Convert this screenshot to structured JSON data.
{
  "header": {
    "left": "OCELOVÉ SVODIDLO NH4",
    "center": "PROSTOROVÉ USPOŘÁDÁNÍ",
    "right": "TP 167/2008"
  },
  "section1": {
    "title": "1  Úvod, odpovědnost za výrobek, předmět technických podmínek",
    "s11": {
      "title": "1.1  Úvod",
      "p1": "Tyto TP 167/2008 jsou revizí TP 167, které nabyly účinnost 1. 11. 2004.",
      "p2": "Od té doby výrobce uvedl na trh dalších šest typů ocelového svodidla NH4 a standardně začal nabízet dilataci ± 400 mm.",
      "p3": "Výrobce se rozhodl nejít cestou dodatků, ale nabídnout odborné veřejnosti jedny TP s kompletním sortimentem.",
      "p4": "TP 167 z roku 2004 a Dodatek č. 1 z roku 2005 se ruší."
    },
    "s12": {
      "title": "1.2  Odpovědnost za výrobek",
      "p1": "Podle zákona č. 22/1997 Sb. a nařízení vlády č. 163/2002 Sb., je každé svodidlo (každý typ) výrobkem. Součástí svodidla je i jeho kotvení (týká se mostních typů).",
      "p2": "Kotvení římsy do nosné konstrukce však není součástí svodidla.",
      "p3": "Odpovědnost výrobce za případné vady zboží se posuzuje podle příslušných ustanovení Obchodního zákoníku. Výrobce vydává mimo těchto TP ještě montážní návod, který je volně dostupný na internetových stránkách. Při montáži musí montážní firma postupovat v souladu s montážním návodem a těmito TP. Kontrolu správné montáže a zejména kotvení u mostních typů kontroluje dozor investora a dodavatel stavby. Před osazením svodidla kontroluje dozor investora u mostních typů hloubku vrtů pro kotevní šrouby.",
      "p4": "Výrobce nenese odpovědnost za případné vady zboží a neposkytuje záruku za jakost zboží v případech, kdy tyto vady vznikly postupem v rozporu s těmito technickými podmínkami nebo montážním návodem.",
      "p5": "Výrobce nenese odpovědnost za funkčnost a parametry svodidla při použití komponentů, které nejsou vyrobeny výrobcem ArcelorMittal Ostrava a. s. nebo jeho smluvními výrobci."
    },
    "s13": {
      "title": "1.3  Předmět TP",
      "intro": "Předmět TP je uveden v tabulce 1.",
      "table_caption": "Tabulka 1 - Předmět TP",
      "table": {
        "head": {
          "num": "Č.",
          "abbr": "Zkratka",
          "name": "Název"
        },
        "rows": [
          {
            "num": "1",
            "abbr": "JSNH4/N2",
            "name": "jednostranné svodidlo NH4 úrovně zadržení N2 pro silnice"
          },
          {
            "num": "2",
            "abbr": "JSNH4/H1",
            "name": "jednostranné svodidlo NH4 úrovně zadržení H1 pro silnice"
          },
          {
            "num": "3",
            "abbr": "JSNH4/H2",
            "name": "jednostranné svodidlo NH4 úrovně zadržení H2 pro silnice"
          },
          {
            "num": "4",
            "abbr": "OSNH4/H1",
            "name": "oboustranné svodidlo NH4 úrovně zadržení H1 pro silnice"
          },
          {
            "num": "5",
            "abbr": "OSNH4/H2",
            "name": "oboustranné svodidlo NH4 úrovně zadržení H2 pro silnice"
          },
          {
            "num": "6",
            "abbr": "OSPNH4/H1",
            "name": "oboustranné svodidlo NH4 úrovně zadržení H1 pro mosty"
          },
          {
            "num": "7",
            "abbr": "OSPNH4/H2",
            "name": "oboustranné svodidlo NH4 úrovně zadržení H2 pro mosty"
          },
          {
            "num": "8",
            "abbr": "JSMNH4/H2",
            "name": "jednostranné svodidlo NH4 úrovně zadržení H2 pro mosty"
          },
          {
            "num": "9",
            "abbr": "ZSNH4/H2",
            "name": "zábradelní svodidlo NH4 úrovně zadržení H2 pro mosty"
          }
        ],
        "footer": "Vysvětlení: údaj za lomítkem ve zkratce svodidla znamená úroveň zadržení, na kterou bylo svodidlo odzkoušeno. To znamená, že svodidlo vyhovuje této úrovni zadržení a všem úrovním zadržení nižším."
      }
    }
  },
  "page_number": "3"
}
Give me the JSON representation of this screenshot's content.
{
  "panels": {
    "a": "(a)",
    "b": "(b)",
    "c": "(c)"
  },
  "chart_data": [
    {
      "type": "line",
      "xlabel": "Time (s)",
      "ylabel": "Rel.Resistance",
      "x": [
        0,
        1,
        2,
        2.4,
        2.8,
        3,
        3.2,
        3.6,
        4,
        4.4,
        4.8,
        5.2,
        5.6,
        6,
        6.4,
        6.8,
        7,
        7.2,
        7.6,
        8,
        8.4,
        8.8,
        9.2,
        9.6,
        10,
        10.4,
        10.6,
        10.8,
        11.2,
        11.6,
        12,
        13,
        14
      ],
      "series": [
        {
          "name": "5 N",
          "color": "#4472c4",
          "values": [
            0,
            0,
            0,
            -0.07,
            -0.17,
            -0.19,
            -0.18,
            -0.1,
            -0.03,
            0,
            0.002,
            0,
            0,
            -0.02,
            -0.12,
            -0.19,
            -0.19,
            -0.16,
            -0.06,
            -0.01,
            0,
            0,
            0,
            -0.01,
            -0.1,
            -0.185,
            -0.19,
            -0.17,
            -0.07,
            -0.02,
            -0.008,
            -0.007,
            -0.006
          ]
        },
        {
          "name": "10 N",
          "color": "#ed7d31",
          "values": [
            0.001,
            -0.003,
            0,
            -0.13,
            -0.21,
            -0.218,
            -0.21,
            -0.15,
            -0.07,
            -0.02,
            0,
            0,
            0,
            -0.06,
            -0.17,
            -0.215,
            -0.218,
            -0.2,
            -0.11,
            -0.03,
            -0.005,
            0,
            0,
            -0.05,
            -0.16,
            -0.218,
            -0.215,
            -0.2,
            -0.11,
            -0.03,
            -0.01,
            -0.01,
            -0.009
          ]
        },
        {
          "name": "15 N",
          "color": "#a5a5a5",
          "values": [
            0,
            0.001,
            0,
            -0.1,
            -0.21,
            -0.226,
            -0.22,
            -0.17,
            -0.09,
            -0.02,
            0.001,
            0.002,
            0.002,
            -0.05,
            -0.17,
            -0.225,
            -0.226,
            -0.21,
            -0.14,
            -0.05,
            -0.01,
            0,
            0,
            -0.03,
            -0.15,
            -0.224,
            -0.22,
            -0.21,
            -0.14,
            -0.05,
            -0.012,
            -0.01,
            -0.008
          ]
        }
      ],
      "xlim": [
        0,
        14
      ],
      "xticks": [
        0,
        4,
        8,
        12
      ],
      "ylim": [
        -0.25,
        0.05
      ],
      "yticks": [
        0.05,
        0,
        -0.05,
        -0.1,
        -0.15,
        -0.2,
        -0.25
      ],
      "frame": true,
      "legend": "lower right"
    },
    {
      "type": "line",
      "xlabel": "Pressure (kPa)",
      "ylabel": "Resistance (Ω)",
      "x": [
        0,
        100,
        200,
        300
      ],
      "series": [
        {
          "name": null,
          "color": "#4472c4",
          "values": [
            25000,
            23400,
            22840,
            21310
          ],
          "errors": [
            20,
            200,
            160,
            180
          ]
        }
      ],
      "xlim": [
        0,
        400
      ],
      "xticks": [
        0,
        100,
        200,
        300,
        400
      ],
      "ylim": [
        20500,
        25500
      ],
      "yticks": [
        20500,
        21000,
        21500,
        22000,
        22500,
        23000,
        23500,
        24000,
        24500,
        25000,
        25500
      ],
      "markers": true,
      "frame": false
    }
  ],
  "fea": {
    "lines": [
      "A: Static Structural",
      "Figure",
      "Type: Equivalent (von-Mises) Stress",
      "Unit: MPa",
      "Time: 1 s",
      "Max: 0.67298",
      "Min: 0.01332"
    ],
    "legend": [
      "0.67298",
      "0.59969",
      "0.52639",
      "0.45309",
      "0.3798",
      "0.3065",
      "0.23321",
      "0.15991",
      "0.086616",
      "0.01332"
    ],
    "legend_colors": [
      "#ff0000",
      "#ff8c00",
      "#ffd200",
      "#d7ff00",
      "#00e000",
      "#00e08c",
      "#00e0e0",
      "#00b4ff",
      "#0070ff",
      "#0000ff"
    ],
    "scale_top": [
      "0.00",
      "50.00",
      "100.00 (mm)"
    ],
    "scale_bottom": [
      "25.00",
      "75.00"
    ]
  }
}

- **What to work on**
Show each line of the data that contains the string "oboustranné".

- **Exercise result**
            "name": "oboustranné svodidlo NH4 úrovně zadržení H1 pro silnice"
            "name": "oboustranné svodidlo NH4 úrovně zadržení H2 pro silnice"
            "name": "oboustranné svodidlo NH4 úrovně zadržení H1 pro mosty"
            "name": "oboustranné svodidlo NH4 úrovně zadržení H2 pro mosty"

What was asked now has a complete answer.